[Extracted data entries]
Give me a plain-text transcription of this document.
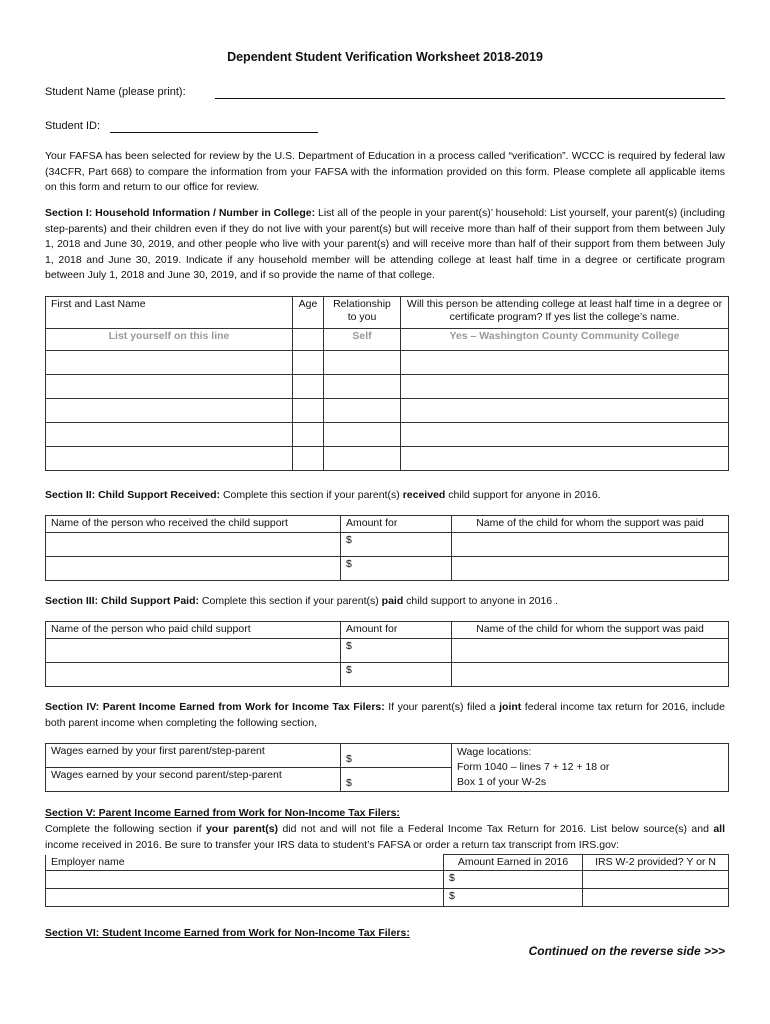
Dependent Student Verification Worksheet 2018-2019
Student Name (please print):
Student ID:
Your FAFSA has been selected for review by the U.S. Department of Education in a process called “verification”. WCCC is required by federal law (34CFR, Part 668) to compare the information from your FAFSA with the information provided on this form. Please complete all applicable items on this form and return to our office for review.
Section I: Household Information / Number in College: List all of the people in your parent(s)’ household: List yourself, your parent(s) (including step-parents) and their children even if they do not live with your parent(s) but will receive more than half of their support from them between July 1, 2018 and June 30, 2019, and other people who live with your parent(s) and will receive more than half of their support from them between July 1, 2018 and June 30, 2019. Indicate if any household member will be attending college at least half time in a degree or certificate program between July 1, 2018 and June 30, 2019, and if so provide the name of that college.
First and Last Name	Age	Relationship to you	Will this person be attending college at least half time in a degree or certificate program? If yes list the college’s name.
List yourself on this line		Self	Yes – Washington County Community College

Section II: Child Support Received: Complete this section if your parent(s) received child support for anyone in 2016.
Name of the person who received the child support	Amount for	Name of the child for whom the support was paid
	$	
	$	
Section III: Child Support Paid: Complete this section if your parent(s) paid child support to anyone in 2016 .
Name of the person who paid child support	Amount for	Name of the child for whom the support was paid
	$	
	$	
Section IV: Parent Income Earned from Work for Income Tax Filers: If your parent(s) filed a joint federal income tax return for 2016, include both parent income when completing the following section,
Wages earned by your first parent/step-parent	$	Wage locations:
Form 1040 – lines 7 + 12 + 18 or
Box 1 of your W-2s

Wages earned by your second parent/step-parent	$	
Section V: Parent Income Earned from Work for Non-Income Tax Filers:
Complete the following section if your parent(s) did not and will not file a Federal Income Tax Return for 2016. List below source(s) and all income received in 2016. Be sure to transfer your IRS data to student’s FAFSA or order a return tax transcript from IRS.gov:
Employer name	Amount Earned in 2016	IRS W-2 provided? Y or N
	$	
	$	
Section VI: Student Income Earned from Work for Non-Income Tax Filers:
Continued on the reverse side >>>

▸ **WHAT TO PRODUCE**:
Quote the records above exactly, leaving out any pictures.

▸ **SOLUTION FOR THIS PROBLEM**:
Give me a plain-text transcription of this document.
Dependent Student Verification Worksheet 2018-2019
Student Name (please print):
Student ID:
Your FAFSA has been selected for review by the U.S. Department of Education in a process called “verification”. WCCC is required by federal law (34CFR, Part 668) to compare the information from your FAFSA with the information provided on this form. Please complete all applicable items on this form and return to our office for review.
Section I: Household Information / Number in College: List all of the people in your parent(s)’ household: List yourself, your parent(s) (including step-parents) and their children even if they do not live with your parent(s) but will receive more than half of their support from them between July 1, 2018 and June 30, 2019, and other people who live with your parent(s) and will receive more than half of their support from them between July 1, 2018 and June 30, 2019. Indicate if any household member will be attending college at least half time in a degree or certificate program between July 1, 2018 and June 30, 2019, and if so provide the name of that college.
First and Last Name	Age	Relationship to you	Will this person be attending college at least half time in a degree or certificate program? If yes list the college’s name.
List yourself on this line		Self	Yes – Washington County Community College

Section II: Child Support Received: Complete this section if your parent(s) received child support for anyone in 2016.
Name of the person who received the child support	Amount for	Name of the child for whom the support was paid
	$	
	$	
Section III: Child Support Paid: Complete this section if your parent(s) paid child support to anyone in 2016 .
Name of the person who paid child support	Amount for	Name of the child for whom the support was paid
	$	
	$	
Section IV: Parent Income Earned from Work for Income Tax Filers: If your parent(s) filed a joint federal income tax return for 2016, include both parent income when completing the following section,
Wages earned by your first parent/step-parent	$	Wage locations:
Form 1040 – lines 7 + 12 + 18 or
Box 1 of your W-2s

Wages earned by your second parent/step-parent	$	
Section V: Parent Income Earned from Work for Non-Income Tax Filers:
Complete the following section if your parent(s) did not and will not file a Federal Income Tax Return for 2016. List below source(s) and all income received in 2016. Be sure to transfer your IRS data to student’s FAFSA or order a return tax transcript from IRS.gov:
Employer name	Amount Earned in 2016	IRS W-2 provided? Y or N
	$	
	$	
Section VI: Student Income Earned from Work for Non-Income Tax Filers:
Continued on the reverse side >>>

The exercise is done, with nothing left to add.